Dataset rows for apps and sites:
-- Opening Marker --

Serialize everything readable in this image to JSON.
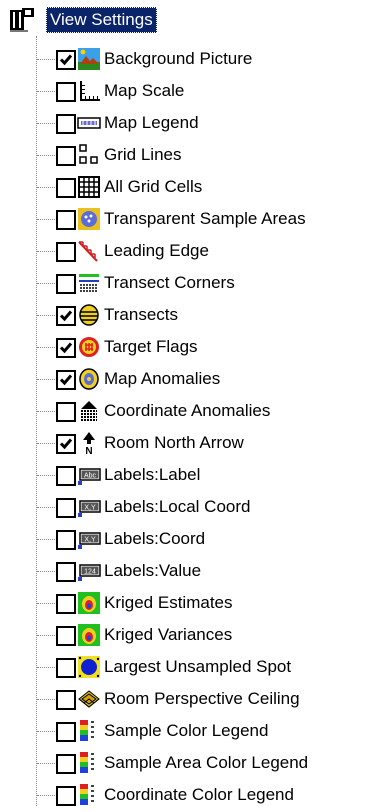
{
  "tree": {
    "root": {
      "label": "View Settings",
      "icon": "book-icon",
      "selected": true
    },
    "items": [
      {
        "label": "Background Picture",
        "checked": true,
        "icon": "background-picture-icon"
      },
      {
        "label": "Map Scale",
        "checked": false,
        "icon": "ruler-icon"
      },
      {
        "label": "Map Legend",
        "checked": false,
        "icon": "legend-icon"
      },
      {
        "label": "Grid Lines",
        "checked": false,
        "icon": "grid-lines-icon"
      },
      {
        "label": "All Grid Cells",
        "checked": false,
        "icon": "grid-cells-icon"
      },
      {
        "label": "Transparent Sample Areas",
        "checked": false,
        "icon": "sample-area-icon"
      },
      {
        "label": "Leading Edge",
        "checked": false,
        "icon": "leading-edge-icon"
      },
      {
        "label": "Transect Corners",
        "checked": false,
        "icon": "transect-corners-icon"
      },
      {
        "label": "Transects",
        "checked": true,
        "icon": "transects-icon"
      },
      {
        "label": "Target Flags",
        "checked": true,
        "icon": "target-flags-icon"
      },
      {
        "label": "Map Anomalies",
        "checked": true,
        "icon": "map-anomalies-icon"
      },
      {
        "label": "Coordinate Anomalies",
        "checked": false,
        "icon": "coordinate-anomalies-icon"
      },
      {
        "label": "Room North Arrow",
        "checked": true,
        "icon": "north-arrow-icon"
      },
      {
        "label": "Labels:Label",
        "checked": false,
        "icon": "label-abc-icon"
      },
      {
        "label": "Labels:Local Coord",
        "checked": false,
        "icon": "label-xy-icon"
      },
      {
        "label": "Labels:Coord",
        "checked": false,
        "icon": "label-xy-icon"
      },
      {
        "label": "Labels:Value",
        "checked": false,
        "icon": "label-value-icon"
      },
      {
        "label": "Kriged Estimates",
        "checked": false,
        "icon": "kriged-icon"
      },
      {
        "label": "Kriged Variances",
        "checked": false,
        "icon": "kriged-icon"
      },
      {
        "label": "Largest Unsampled Spot",
        "checked": false,
        "icon": "unsampled-spot-icon"
      },
      {
        "label": "Room Perspective Ceiling",
        "checked": false,
        "icon": "perspective-ceiling-icon"
      },
      {
        "label": "Sample Color Legend",
        "checked": false,
        "icon": "color-legend-icon"
      },
      {
        "label": "Sample Area Color Legend",
        "checked": false,
        "icon": "color-legend-icon"
      },
      {
        "label": "Coordinate Color Legend",
        "checked": false,
        "icon": "color-legend-icon"
      }
    ]
  }
}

-- Closing Marker --

WHAT THE TASK REQUIRES >>
Return the entries above exactly, skipping any images.

RESULT >>
Serialize everything readable in this image to JSON.
{
  "tree": {
    "root": {
      "label": "View Settings",
      "icon": "book-icon",
      "selected": true
    },
    "items": [
      {
        "label": "Background Picture",
        "checked": true,
        "icon": "background-picture-icon"
      },
      {
        "label": "Map Scale",
        "checked": false,
        "icon": "ruler-icon"
      },
      {
        "label": "Map Legend",
        "checked": false,
        "icon": "legend-icon"
      },
      {
        "label": "Grid Lines",
        "checked": false,
        "icon": "grid-lines-icon"
      },
      {
        "label": "All Grid Cells",
        "checked": false,
        "icon": "grid-cells-icon"
      },
      {
        "label": "Transparent Sample Areas",
        "checked": false,
        "icon": "sample-area-icon"
      },
      {
        "label": "Leading Edge",
        "checked": false,
        "icon": "leading-edge-icon"
      },
      {
        "label": "Transect Corners",
        "checked": false,
        "icon": "transect-corners-icon"
      },
      {
        "label": "Transects",
        "checked": true,
        "icon": "transects-icon"
      },
      {
        "label": "Target Flags",
        "checked": true,
        "icon": "target-flags-icon"
      },
      {
        "label": "Map Anomalies",
        "checked": true,
        "icon": "map-anomalies-icon"
      },
      {
        "label": "Coordinate Anomalies",
        "checked": false,
        "icon": "coordinate-anomalies-icon"
      },
      {
        "label": "Room North Arrow",
        "checked": true,
        "icon": "north-arrow-icon"
      },
      {
        "label": "Labels:Label",
        "checked": false,
        "icon": "label-abc-icon"
      },
      {
        "label": "Labels:Local Coord",
        "checked": false,
        "icon": "label-xy-icon"
      },
      {
        "label": "Labels:Coord",
        "checked": false,
        "icon": "label-xy-icon"
      },
      {
        "label": "Labels:Value",
        "checked": false,
        "icon": "label-value-icon"
      },
      {
        "label": "Kriged Estimates",
        "checked": false,
        "icon": "kriged-icon"
      },
      {
        "label": "Kriged Variances",
        "checked": false,
        "icon": "kriged-icon"
      },
      {
        "label": "Largest Unsampled Spot",
        "checked": false,
        "icon": "unsampled-spot-icon"
      },
      {
        "label": "Room Perspective Ceiling",
        "checked": false,
        "icon": "perspective-ceiling-icon"
      },
      {
        "label": "Sample Color Legend",
        "checked": false,
        "icon": "color-legend-icon"
      },
      {
        "label": "Sample Area Color Legend",
        "checked": false,
        "icon": "color-legend-icon"
      },
      {
        "label": "Coordinate Color Legend",
        "checked": false,
        "icon": "color-legend-icon"
      }
    ]
  }
}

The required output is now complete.